◆ **Excerpted passage**:
Current Issue

Volume 21, Number 1, Apr-Jun(Spring) 2019 , Serial Number: 81 Pages: 14-26

In Vitro Cytotoxicity of Folate-Silica-Gold Nanorods on Mouse Acute Lymphoblastic Leukemia and Spermatogonial Cells


Neda Eslahi, Ph.D, 1, Ali Shakeri-Zadeh, Ph.D, 2, Khadijeh Ashtari, Ph.D, 3, 4, Vahid Pirhajati-Mahabadi, Ph.D, 5, Tahereh Tohidi Moghadam, Ph.D., 6, Ronak Shabani, Ph.D., 1, Kamran Kamrava, M.D., 7, Zahra Madjd, Ph.D., 8, Chad Maki, D.V.M., 9, Hamid Reza Asgari, Ph.D., 1, Morteza Koruji, Ph.D., 1, 3, *,
Department of Anatomical Sciences, School of Medicine, Iran University of Medical Sciences, Tehran, Iran
Department of Medical Physics, School of Medicine, Iran University of Medical Sciences, Tehran, Iran
Cellular and Molecular Research Center, Iran University of Medical Sciences, Tehran, Iran
Department of Medical Nanotechnology, Faculty of Advanced Technologies in Medicine, Iran University of Medical Sciences, Tehran, Iran
Neuroscience Research Center, Iran University of Medical Sciences, Tehran, Iran
Department of Nanobiotechnology, Faculty of Biological Sciences, Tarbiat Modares University, Tehran, Iran
Clinical Nanomedicine Laboratory, ENT-Head and Neck Research Center, Hazrat Rasoul Akram Hospital, Iran University of Medical Sciences, Tehran, Iran
Oncopathology Research Center and Dep Pathology, Faculty of Medicine Iran University of Medical Sciences, Tehran, Iran
VetCell Therapeutics, Daimler St, Santa Ana CA, USA
*Corresponding Addresses: P.O.Box: 354-14665 Cellular and Molecular Research Center Iran University of Medical Sciences Tehran Iran Department of Anatomical Sciences School of Medicine Iran University of Medical Sciences Tehran Iran Email:koruji.m@iums.ac.ir

Abstract

Objective

The purpose of this study was to evaluate in vitro cytotoxicity of gold nanorods (GNRs) on the viability of spermatogonial cells (SSCs) and mouse acute lymphoblastic leukemia cells (EL4s).

Materials and Methods

In this experimental study, SSCs were isolated from the neonate mice, following enzymatic digestion and differential plating. GNRs were synthesized, then modified by silica and finally conjugated with folic acid to form F-Si-GNRs. Different doses of F-Si-GNRs (25, 50, 75, 100, 125 and 140 µM) were used on SSCs and EL4s. MTT (3-(4,5-dimethylthiazol-2-yl)-2,5-diphenyltetrazolium bromide) proliferation assay was performed to examine the GNRs toxicity. Flow cytometry was used to confirm the identity of the EL4s and SSCs. Also, the identity and functionality of SSCs were determined by the expression of specific spermatogonial genes and transplantation into recipient testes. Apoptosis was determined by flow cytometry using an annexin V/propidium iodide (PI) kit.

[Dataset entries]
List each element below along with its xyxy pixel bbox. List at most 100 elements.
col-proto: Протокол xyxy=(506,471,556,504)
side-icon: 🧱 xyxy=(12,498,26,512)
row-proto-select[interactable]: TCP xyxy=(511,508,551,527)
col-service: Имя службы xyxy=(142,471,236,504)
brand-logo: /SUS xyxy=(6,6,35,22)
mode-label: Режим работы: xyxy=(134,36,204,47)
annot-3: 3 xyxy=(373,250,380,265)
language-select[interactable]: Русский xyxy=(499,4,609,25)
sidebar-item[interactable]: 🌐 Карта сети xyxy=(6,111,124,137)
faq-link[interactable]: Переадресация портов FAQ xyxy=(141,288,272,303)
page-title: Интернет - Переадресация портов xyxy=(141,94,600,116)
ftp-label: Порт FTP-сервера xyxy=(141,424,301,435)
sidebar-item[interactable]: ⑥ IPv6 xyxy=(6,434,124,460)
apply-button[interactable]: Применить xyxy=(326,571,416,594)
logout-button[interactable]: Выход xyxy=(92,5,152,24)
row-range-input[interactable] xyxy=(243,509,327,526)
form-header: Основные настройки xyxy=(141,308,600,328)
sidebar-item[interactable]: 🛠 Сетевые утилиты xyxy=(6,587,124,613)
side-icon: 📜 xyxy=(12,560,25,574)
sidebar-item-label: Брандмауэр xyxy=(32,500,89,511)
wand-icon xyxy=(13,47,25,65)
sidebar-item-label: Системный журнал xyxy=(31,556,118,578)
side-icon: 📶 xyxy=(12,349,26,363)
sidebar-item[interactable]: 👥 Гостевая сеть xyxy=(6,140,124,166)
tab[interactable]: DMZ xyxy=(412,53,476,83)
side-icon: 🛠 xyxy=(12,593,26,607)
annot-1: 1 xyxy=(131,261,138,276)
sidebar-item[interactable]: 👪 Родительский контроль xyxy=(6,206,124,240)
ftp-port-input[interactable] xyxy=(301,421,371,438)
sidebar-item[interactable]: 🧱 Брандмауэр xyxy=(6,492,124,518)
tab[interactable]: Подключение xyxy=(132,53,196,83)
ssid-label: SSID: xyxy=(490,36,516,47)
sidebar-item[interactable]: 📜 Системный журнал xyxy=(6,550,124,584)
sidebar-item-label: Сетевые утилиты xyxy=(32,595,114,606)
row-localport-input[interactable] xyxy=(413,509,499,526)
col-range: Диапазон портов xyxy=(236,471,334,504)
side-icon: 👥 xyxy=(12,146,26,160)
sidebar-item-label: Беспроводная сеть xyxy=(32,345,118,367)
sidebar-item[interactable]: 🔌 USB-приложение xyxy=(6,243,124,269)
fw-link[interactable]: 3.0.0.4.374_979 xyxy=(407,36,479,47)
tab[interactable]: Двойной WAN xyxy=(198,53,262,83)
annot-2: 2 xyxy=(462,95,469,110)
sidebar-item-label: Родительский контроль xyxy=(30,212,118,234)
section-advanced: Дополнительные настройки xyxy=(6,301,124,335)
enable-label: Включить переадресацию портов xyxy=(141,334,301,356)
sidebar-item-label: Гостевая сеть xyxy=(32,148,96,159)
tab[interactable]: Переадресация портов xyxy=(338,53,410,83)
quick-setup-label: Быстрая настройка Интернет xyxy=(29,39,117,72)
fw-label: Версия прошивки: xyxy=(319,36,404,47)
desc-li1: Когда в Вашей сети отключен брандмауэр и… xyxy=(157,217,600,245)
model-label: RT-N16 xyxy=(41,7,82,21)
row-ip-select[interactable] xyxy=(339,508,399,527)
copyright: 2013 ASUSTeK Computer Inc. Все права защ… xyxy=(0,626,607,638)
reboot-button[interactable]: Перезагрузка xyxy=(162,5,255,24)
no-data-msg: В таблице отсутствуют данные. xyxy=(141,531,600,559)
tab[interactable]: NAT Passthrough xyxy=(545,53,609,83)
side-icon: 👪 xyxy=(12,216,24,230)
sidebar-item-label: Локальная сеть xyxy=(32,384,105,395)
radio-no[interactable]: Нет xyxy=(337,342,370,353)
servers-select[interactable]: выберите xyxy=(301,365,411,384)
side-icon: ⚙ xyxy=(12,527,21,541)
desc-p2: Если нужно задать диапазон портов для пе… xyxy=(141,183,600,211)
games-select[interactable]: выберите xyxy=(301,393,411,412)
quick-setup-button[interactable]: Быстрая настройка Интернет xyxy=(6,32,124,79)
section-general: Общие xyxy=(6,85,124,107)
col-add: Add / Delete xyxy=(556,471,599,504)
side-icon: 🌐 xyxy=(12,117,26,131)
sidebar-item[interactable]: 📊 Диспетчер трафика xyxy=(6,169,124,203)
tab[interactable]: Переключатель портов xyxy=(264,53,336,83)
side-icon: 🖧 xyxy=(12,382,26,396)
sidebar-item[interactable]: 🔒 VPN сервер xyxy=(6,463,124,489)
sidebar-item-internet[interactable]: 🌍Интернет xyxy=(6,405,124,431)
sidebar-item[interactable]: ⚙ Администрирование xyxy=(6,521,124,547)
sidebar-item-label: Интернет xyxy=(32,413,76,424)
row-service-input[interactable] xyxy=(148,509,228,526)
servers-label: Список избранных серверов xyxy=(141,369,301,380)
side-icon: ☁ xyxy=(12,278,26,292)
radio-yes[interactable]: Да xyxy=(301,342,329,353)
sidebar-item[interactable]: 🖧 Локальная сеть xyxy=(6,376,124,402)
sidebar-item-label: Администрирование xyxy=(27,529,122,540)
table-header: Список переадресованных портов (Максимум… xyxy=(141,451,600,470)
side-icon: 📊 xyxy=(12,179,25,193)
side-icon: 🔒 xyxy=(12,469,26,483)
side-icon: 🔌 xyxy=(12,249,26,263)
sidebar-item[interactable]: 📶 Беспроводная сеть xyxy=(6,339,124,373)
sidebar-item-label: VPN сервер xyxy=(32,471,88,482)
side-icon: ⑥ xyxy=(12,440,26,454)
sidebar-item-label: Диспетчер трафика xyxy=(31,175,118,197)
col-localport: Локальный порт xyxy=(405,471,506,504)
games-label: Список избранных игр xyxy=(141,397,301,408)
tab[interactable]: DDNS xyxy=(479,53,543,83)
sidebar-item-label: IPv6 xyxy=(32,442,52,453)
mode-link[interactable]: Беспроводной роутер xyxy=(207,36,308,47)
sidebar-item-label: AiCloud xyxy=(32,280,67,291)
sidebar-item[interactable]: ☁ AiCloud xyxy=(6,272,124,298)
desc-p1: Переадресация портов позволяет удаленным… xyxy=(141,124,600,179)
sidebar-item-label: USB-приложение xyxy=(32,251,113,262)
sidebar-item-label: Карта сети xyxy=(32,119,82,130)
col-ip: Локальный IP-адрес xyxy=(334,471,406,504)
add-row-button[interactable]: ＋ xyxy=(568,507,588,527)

◆ **Set of tasks**:
1. List every dose of F-Si-GNRs that the nanorod abstract says was used on SSCs and EL4s.
2. Copy the stretch of the nanorod abstract from "Materials and Methods" through "iodide (PI) kit.", renaming "SSCs" to "spermatogonial cells" everywhere it occurs.
3. According to the nanorod abstract, how was apoptosis determined?

◆ **Answers to the problems**:
1. 25 µM, 50 µM, 75 µM, 100 µM, 125 µM and 140 µM

2.
Materials and Methods

In this experimental study, spermatogonial cells were isolated from the neonate mice, following enzymatic digestion and differential plating. GNRs were synthesized, then modified by silica and finally conjugated with folic acid to form F-Si-GNRs. Different doses of F-Si-GNRs (25, 50, 75, 100, 125 and 140 µM) were used on spermatogonial cells and EL4s. MTT (3-(4,5-dimethylthiazol-2-yl)-2,5-diphenyltetrazolium bromide) proliferation assay was performed to examine the GNRs toxicity. Flow cytometry was used to confirm the identity of the EL4s and spermatogonial cells. Also, the identity and functionality of spermatogonial cells were determined by the expression of specific spermatogonial genes and transplantation into recipient testes. Apoptosis was determined by flow cytometry using an annexin V/propidium iodide (PI) kit.

3. By flow cytometry using an annexin V/propidium iodide (PI) kit.